*Exercise task*: Locate every line in the source data below that contains the word "change", matching case exactly, and copy each of those lines.

──────── Data records

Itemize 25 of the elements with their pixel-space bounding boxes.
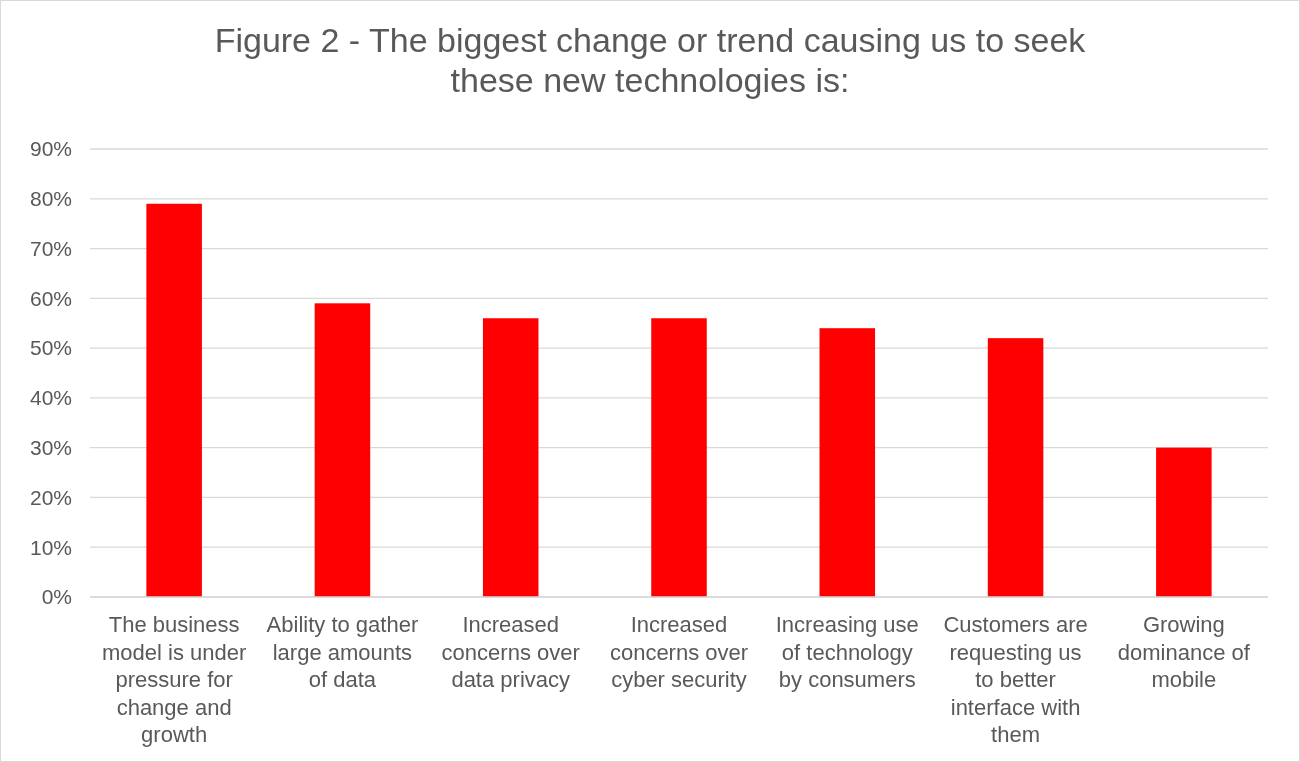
y-tick-label: 30%	[29, 436, 72, 460]
y-tick-label: 60%	[29, 286, 72, 310]
y-tick-label: 90%	[29, 137, 72, 161]
x-tick-label: Growing dominance of mobile	[1117, 612, 1251, 692]
x-tick-label: Ability to gather large amounts of data	[266, 612, 419, 692]
y-tick-label: 80%	[29, 187, 72, 211]
y-tick-label: 70%	[29, 236, 72, 260]
bar	[482, 318, 539, 597]
y-tick-label: 0%	[41, 585, 72, 609]
x-tick-label: The business model is under pressure for change and growth	[101, 612, 247, 747]
x-tick-label: Increased concerns over cyber security	[609, 612, 749, 692]
y-tick-label: 20%	[29, 485, 72, 509]
y-tick-label: 50%	[29, 336, 72, 360]
bar	[146, 203, 202, 597]
bar	[987, 338, 1044, 597]
bar	[314, 303, 371, 597]
x-tick-label: Increasing use of technology by consumers	[775, 612, 919, 692]
x-tick-label: Customers are requesting us to better interface with them	[943, 612, 1088, 747]
y-tick-label: 40%	[29, 386, 72, 410]
x-tick-label: Increased concerns over data privacy	[441, 612, 580, 692]
y-tick-label: 10%	[29, 535, 72, 559]
bar	[1156, 447, 1212, 597]
chart-title: Figure 2 - The biggest change or trend causing us to seek these new technologies is:	[214, 21, 1087, 99]
bar	[651, 318, 707, 597]
bar	[819, 328, 876, 597]
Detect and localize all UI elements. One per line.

────────────────

*Full output*:
x-tick-label: The business model is under pressure for change and growth	[101, 612, 247, 747]
chart-title: Figure 2 - The biggest change or trend causing us to seek these new technologies is:	[214, 21, 1087, 99]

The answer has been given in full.